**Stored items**
----------

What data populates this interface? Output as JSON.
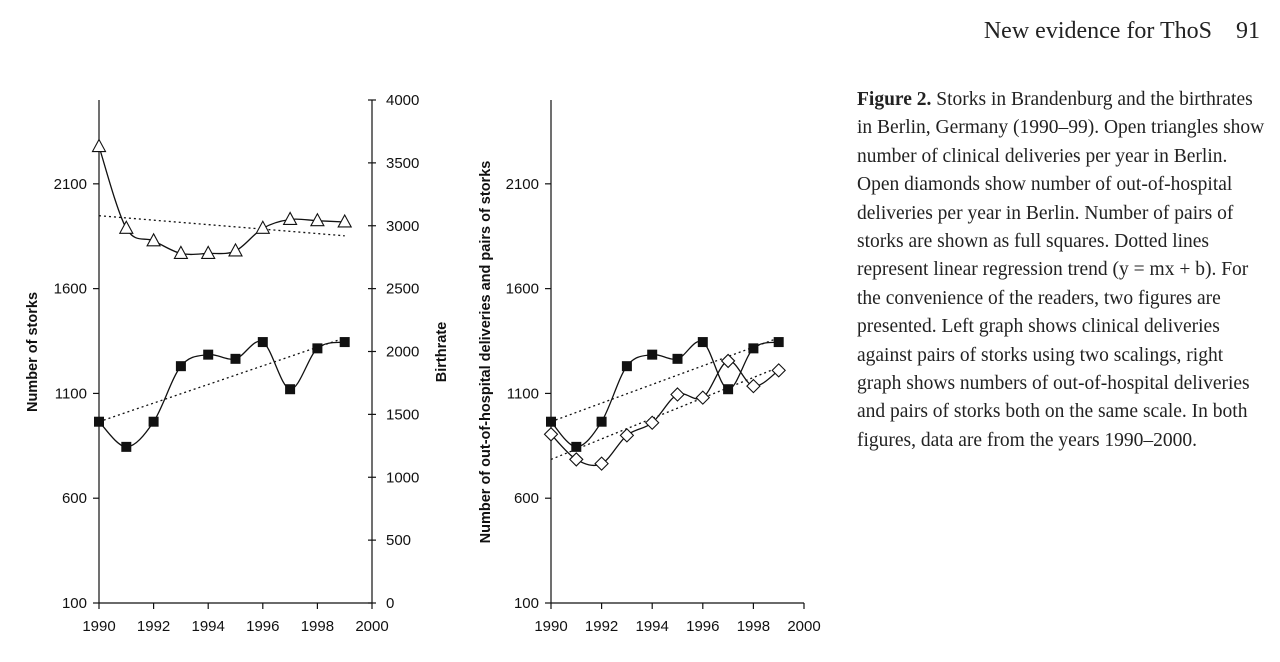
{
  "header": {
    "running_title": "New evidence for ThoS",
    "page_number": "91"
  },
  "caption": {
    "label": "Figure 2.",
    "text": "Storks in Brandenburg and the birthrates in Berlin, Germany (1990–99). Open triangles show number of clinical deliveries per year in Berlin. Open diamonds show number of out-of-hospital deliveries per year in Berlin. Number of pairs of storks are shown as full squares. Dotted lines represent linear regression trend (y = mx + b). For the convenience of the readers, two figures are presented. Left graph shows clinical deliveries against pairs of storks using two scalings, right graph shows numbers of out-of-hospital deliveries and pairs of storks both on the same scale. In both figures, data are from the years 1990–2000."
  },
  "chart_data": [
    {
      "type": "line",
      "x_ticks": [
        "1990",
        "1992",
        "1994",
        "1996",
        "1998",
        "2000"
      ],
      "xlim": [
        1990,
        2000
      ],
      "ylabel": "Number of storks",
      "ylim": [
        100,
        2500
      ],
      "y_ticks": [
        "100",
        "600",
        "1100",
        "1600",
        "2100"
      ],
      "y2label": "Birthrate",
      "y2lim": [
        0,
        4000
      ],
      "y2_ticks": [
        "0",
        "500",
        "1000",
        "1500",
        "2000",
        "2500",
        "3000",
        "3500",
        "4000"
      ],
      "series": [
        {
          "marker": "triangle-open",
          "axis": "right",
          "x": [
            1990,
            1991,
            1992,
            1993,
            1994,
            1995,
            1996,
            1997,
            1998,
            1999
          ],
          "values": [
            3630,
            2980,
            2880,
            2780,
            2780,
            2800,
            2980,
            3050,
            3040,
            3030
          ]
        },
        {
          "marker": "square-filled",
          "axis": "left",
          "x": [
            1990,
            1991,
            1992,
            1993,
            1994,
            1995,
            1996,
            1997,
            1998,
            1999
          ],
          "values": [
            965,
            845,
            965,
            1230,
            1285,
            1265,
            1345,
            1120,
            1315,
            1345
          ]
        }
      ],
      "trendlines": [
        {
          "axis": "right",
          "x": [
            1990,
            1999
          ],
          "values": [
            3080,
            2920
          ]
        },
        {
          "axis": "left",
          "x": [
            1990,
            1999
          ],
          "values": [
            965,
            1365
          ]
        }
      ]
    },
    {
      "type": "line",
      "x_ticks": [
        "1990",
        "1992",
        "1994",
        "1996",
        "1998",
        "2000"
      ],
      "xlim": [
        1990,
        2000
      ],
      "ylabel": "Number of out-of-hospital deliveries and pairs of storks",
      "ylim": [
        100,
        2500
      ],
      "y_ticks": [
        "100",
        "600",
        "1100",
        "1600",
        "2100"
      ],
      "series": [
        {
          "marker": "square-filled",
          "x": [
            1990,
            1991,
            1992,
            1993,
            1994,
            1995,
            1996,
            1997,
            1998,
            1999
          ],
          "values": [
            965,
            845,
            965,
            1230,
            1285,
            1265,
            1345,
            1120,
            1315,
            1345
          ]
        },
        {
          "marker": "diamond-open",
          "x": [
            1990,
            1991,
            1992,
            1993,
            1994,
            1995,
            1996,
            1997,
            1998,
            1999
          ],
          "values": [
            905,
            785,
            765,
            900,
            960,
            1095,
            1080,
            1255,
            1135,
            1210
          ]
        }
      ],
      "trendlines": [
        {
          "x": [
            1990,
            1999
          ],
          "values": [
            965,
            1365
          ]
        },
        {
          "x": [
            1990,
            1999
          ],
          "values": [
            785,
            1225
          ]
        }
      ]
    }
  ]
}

----------

**Written exercise**
Output every entry exactly as given; pictures are not part of the copy.

**Worked answer**
What data populates this interface? Output as JSON.
{
  "header": {
    "running_title": "New evidence for ThoS",
    "page_number": "91"
  },
  "caption": {
    "label": "Figure 2.",
    "text": "Storks in Brandenburg and the birthrates in Berlin, Germany (1990–99). Open triangles show number of clinical deliveries per year in Berlin. Open diamonds show number of out-of-hospital deliveries per year in Berlin. Number of pairs of storks are shown as full squares. Dotted lines represent linear regression trend (y = mx + b). For the convenience of the readers, two figures are presented. Left graph shows clinical deliveries against pairs of storks using two scalings, right graph shows numbers of out-of-hospital deliveries and pairs of storks both on the same scale. In both figures, data are from the years 1990–2000."
  },
  "chart_data": [
    {
      "type": "line",
      "x_ticks": [
        "1990",
        "1992",
        "1994",
        "1996",
        "1998",
        "2000"
      ],
      "xlim": [
        1990,
        2000
      ],
      "ylabel": "Number of storks",
      "ylim": [
        100,
        2500
      ],
      "y_ticks": [
        "100",
        "600",
        "1100",
        "1600",
        "2100"
      ],
      "y2label": "Birthrate",
      "y2lim": [
        0,
        4000
      ],
      "y2_ticks": [
        "0",
        "500",
        "1000",
        "1500",
        "2000",
        "2500",
        "3000",
        "3500",
        "4000"
      ],
      "series": [
        {
          "marker": "triangle-open",
          "axis": "right",
          "x": [
            1990,
            1991,
            1992,
            1993,
            1994,
            1995,
            1996,
            1997,
            1998,
            1999
          ],
          "values": [
            3630,
            2980,
            2880,
            2780,
            2780,
            2800,
            2980,
            3050,
            3040,
            3030
          ]
        },
        {
          "marker": "square-filled",
          "axis": "left",
          "x": [
            1990,
            1991,
            1992,
            1993,
            1994,
            1995,
            1996,
            1997,
            1998,
            1999
          ],
          "values": [
            965,
            845,
            965,
            1230,
            1285,
            1265,
            1345,
            1120,
            1315,
            1345
          ]
        }
      ],
      "trendlines": [
        {
          "axis": "right",
          "x": [
            1990,
            1999
          ],
          "values": [
            3080,
            2920
          ]
        },
        {
          "axis": "left",
          "x": [
            1990,
            1999
          ],
          "values": [
            965,
            1365
          ]
        }
      ]
    },
    {
      "type": "line",
      "x_ticks": [
        "1990",
        "1992",
        "1994",
        "1996",
        "1998",
        "2000"
      ],
      "xlim": [
        1990,
        2000
      ],
      "ylabel": "Number of out-of-hospital deliveries and pairs of storks",
      "ylim": [
        100,
        2500
      ],
      "y_ticks": [
        "100",
        "600",
        "1100",
        "1600",
        "2100"
      ],
      "series": [
        {
          "marker": "square-filled",
          "x": [
            1990,
            1991,
            1992,
            1993,
            1994,
            1995,
            1996,
            1997,
            1998,
            1999
          ],
          "values": [
            965,
            845,
            965,
            1230,
            1285,
            1265,
            1345,
            1120,
            1315,
            1345
          ]
        },
        {
          "marker": "diamond-open",
          "x": [
            1990,
            1991,
            1992,
            1993,
            1994,
            1995,
            1996,
            1997,
            1998,
            1999
          ],
          "values": [
            905,
            785,
            765,
            900,
            960,
            1095,
            1080,
            1255,
            1135,
            1210
          ]
        }
      ],
      "trendlines": [
        {
          "x": [
            1990,
            1999
          ],
          "values": [
            965,
            1365
          ]
        },
        {
          "x": [
            1990,
            1999
          ],
          "values": [
            785,
            1225
          ]
        }
      ]
    }
  ]
}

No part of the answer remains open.